+++ Entries provided +++

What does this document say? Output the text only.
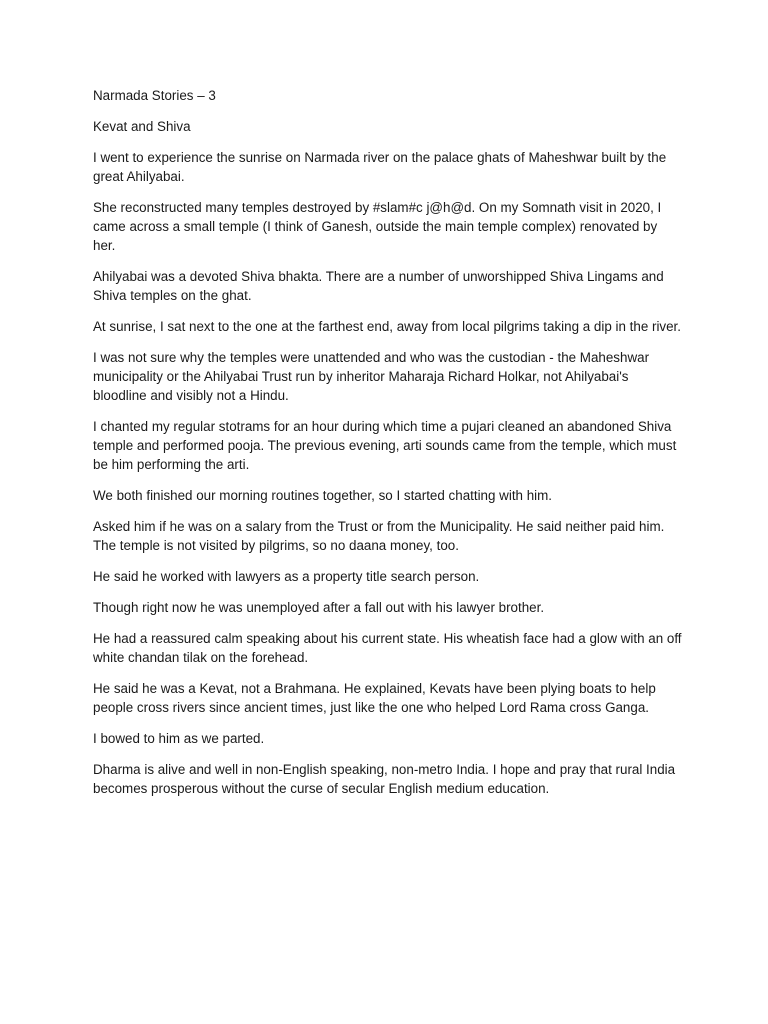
Narmada Stories – 3

Kevat and Shiva

I went to experience the sunrise on Narmada river on the palace ghats of Maheshwar built by the great Ahilyabai.

She reconstructed many temples destroyed by #slam#c j@h@d. On my Somnath visit in 2020, I came across a small temple (I think of Ganesh, outside the main temple complex) renovated by her.

Ahilyabai was a devoted Shiva bhakta. There are a number of unworshipped Shiva Lingams and Shiva temples on the ghat.

At sunrise, I sat next to the one at the farthest end, away from local pilgrims taking a dip in the river.

I was not sure why the temples were unattended and who was the custodian - the Maheshwar municipality or the Ahilyabai Trust run by inheritor Maharaja Richard Holkar, not Ahilyabai's bloodline and visibly not a Hindu.

I chanted my regular stotrams for an hour during which time a pujari cleaned an abandoned Shiva temple and performed pooja. The previous evening, arti sounds came from the temple, which must be him performing the arti.

We both finished our morning routines together, so I started chatting with him.

Asked him if he was on a salary from the Trust or from the Municipality. He said neither paid him. The temple is not visited by pilgrims, so no daana money, too.

He said he worked with lawyers as a property title search person.

Though right now he was unemployed after a fall out with his lawyer brother.

He had a reassured calm speaking about his current state. His wheatish face had a glow with an off white chandan tilak on the forehead.

He said he was a Kevat, not a Brahmana. He explained, Kevats have been plying boats to help people cross rivers since ancient times, just like the one who helped Lord Rama cross Ganga.

I bowed to him as we parted.

Dharma is alive and well in non-English speaking, non-metro India. I hope and pray that rural India becomes prosperous without the curse of secular English medium education.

+++

Problem description: Among the entries above, how many lines hold the string "Kevat"? Respond with nothing but the number.

Finished task: 2